— Begin —
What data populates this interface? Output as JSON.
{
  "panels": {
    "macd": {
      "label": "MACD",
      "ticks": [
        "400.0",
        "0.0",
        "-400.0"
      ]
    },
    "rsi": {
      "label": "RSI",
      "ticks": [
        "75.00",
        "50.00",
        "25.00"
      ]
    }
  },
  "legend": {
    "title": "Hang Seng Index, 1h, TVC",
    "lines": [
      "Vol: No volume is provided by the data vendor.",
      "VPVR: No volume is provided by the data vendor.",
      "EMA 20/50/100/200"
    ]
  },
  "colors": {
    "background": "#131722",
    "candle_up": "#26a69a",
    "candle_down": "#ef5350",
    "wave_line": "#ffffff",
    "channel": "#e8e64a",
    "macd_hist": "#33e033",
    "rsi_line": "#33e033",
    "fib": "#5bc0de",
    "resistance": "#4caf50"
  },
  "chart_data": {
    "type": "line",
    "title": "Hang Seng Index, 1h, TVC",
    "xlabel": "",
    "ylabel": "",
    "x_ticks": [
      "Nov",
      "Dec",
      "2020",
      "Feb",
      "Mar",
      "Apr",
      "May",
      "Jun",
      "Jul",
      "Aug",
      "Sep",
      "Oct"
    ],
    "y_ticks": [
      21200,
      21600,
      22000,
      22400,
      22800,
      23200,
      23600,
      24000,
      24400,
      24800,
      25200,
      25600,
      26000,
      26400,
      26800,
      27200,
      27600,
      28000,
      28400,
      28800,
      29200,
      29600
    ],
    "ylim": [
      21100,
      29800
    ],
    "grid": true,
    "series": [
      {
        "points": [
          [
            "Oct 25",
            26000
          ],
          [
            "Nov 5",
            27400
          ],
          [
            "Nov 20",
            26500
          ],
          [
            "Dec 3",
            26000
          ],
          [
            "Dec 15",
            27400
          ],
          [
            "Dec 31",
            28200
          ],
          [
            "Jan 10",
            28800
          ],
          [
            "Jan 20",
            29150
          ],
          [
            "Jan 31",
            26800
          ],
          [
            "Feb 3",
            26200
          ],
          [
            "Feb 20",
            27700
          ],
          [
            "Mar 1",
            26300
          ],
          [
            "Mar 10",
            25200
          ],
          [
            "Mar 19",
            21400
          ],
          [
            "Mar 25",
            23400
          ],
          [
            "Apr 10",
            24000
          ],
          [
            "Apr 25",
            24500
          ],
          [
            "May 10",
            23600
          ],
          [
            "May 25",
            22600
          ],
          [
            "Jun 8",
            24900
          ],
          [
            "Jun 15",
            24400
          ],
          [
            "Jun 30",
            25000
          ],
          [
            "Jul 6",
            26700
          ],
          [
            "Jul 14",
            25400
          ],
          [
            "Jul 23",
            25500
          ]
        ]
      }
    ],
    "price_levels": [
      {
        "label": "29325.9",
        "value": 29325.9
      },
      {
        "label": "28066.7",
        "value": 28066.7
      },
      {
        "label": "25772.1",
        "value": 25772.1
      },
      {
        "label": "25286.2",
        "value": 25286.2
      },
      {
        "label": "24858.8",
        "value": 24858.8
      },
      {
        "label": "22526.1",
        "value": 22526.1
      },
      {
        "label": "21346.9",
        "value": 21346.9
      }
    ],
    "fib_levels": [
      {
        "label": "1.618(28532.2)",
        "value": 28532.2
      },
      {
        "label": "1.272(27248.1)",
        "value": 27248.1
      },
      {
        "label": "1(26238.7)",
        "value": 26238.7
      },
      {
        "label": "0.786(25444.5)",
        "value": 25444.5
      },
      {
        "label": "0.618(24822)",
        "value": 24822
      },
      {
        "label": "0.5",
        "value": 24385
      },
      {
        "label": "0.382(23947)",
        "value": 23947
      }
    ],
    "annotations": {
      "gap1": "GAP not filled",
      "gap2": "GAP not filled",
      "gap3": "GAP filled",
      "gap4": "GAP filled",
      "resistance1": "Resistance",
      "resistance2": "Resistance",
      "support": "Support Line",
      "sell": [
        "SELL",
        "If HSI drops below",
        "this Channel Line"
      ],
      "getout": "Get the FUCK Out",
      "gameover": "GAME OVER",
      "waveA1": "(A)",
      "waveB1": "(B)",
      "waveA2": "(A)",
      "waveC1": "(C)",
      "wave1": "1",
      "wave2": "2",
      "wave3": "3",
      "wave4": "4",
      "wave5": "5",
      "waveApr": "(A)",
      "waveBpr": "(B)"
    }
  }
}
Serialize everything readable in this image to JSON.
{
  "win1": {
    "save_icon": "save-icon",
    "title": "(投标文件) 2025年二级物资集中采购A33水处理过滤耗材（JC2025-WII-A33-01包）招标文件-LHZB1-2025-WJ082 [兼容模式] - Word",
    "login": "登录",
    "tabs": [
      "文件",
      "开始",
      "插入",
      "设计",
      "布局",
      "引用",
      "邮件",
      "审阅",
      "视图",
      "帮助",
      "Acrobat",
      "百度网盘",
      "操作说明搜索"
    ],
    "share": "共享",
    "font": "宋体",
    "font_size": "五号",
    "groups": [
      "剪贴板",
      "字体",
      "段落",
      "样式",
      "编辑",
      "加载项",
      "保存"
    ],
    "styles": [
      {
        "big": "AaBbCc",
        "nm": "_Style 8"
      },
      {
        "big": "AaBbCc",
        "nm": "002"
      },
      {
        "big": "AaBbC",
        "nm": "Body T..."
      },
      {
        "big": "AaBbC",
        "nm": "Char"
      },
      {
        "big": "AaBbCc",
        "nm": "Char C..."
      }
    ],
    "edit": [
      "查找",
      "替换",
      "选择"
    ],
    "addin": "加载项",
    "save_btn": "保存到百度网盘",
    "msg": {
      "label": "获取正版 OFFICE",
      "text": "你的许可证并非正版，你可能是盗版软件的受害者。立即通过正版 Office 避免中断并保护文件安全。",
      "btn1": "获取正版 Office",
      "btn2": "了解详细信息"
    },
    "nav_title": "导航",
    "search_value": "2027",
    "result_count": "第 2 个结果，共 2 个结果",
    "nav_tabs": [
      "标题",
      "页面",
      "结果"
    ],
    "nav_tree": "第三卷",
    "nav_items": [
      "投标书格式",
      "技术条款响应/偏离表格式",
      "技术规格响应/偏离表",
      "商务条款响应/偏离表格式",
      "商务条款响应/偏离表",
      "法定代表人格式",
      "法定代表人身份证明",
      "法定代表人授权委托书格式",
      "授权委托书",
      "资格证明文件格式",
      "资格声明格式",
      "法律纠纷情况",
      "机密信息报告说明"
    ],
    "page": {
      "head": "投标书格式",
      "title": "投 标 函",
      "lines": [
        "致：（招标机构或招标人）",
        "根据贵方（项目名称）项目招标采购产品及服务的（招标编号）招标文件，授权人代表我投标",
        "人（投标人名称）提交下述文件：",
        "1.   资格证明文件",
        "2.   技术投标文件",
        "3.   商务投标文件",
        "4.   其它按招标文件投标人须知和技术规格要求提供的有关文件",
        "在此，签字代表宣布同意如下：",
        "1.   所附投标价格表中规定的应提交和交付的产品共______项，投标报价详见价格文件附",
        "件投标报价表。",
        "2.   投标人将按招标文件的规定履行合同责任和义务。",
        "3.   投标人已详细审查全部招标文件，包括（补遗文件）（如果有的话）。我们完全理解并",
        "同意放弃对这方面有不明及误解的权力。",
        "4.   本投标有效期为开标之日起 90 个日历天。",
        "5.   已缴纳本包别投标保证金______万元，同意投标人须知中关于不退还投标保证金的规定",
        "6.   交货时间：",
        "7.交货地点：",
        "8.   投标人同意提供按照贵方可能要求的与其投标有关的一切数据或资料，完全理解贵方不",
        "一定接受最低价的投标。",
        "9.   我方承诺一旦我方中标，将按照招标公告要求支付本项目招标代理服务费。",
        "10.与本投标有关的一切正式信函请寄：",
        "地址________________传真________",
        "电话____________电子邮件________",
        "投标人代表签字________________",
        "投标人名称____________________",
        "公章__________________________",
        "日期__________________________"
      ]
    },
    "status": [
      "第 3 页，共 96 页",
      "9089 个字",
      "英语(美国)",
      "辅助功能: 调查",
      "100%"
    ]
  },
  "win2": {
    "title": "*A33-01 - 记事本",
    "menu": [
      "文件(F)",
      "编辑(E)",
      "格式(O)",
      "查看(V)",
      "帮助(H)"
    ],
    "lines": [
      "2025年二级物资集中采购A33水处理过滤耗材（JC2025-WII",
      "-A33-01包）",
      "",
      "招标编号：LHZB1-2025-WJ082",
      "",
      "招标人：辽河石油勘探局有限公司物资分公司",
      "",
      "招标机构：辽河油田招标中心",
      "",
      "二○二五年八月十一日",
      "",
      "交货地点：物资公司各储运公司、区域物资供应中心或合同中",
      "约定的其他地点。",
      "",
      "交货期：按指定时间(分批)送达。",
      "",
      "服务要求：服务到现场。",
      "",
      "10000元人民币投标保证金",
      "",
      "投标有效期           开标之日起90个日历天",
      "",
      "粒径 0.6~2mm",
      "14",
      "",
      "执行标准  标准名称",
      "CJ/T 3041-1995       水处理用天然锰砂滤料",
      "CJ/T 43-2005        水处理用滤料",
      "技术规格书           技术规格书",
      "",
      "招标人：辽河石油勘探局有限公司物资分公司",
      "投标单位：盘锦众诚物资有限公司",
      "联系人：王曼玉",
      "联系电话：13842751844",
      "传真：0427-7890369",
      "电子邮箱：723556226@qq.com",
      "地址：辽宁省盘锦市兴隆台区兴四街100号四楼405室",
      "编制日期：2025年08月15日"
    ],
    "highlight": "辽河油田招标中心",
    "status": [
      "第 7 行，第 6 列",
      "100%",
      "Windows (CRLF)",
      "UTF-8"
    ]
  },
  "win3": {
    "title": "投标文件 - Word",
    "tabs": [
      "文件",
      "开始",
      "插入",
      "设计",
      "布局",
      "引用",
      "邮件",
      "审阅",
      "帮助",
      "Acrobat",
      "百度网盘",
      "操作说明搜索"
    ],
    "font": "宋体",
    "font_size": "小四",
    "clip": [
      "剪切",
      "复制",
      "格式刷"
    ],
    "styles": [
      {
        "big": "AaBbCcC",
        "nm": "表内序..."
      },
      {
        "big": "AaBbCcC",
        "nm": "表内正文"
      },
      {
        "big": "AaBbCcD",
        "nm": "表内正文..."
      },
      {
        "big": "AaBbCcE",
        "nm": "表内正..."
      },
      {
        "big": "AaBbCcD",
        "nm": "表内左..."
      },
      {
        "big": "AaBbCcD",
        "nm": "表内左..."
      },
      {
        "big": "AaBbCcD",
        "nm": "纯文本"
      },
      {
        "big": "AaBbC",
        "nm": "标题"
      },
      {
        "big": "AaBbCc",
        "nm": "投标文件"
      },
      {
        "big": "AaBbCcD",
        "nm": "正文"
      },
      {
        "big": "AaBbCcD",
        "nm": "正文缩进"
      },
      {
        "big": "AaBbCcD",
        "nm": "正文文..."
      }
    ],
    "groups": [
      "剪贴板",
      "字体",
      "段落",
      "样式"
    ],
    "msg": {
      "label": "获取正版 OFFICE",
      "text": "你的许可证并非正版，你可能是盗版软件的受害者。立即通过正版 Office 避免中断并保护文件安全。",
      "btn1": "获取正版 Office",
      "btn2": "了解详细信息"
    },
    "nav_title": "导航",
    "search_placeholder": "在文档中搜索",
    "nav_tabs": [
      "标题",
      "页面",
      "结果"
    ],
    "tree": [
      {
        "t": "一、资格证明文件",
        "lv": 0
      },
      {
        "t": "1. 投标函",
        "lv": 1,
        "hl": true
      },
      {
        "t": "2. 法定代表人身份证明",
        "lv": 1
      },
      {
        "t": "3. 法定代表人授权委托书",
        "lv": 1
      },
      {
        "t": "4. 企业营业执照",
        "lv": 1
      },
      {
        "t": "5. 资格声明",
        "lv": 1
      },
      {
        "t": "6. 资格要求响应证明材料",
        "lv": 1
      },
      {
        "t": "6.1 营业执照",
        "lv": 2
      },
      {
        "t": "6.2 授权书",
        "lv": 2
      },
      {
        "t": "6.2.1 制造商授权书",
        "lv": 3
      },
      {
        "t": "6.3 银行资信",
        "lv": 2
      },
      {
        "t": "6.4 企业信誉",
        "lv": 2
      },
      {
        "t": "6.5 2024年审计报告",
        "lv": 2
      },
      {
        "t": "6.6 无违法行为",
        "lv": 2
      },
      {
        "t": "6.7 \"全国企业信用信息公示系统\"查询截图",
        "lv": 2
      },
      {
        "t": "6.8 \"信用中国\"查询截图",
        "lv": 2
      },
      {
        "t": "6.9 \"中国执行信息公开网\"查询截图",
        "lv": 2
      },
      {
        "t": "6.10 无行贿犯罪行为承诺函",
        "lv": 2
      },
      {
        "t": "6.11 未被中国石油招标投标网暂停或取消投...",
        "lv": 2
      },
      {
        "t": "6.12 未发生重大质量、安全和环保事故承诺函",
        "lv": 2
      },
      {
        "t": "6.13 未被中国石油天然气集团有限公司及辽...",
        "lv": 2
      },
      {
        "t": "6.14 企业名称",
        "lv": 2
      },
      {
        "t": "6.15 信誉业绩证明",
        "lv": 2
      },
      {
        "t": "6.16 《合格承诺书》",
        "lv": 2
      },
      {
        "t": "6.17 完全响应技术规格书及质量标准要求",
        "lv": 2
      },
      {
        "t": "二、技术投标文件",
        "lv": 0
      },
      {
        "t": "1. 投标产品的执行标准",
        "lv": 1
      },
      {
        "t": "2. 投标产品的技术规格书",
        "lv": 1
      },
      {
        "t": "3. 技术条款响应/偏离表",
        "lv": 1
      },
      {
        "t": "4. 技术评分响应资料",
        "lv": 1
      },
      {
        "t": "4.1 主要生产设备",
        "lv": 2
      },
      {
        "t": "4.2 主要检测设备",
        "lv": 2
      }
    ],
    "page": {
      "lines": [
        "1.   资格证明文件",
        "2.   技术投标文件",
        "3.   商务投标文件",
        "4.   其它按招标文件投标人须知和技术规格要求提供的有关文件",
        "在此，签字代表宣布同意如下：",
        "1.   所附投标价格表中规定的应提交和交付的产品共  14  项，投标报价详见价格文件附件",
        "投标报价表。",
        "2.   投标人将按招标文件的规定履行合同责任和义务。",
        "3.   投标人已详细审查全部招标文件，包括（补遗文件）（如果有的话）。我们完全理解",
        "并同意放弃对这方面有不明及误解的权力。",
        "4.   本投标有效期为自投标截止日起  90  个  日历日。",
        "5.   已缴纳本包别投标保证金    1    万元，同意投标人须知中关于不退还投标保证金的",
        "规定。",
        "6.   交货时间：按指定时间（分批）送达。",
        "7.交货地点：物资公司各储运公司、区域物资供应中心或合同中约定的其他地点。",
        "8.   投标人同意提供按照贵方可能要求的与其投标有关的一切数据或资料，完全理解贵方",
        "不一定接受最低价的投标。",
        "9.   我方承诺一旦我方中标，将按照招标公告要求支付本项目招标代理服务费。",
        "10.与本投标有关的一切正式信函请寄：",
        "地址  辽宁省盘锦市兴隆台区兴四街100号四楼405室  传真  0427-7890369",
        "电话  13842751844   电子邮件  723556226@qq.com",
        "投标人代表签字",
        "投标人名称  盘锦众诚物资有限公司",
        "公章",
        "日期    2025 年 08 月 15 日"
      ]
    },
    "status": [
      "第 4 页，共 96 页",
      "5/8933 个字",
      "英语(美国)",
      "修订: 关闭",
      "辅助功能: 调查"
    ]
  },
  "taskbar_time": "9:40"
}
— End —
What this task involves - Find "补遗文件". Copy every line it occurs in.

Correct result -
        "3.   投标人已详细审查全部招标文件，包括（补遗文件）（如果有的话）。我们完全理解并",
        "3.   投标人已详细审查全部招标文件，包括（补遗文件）（如果有的话）。我们完全理解",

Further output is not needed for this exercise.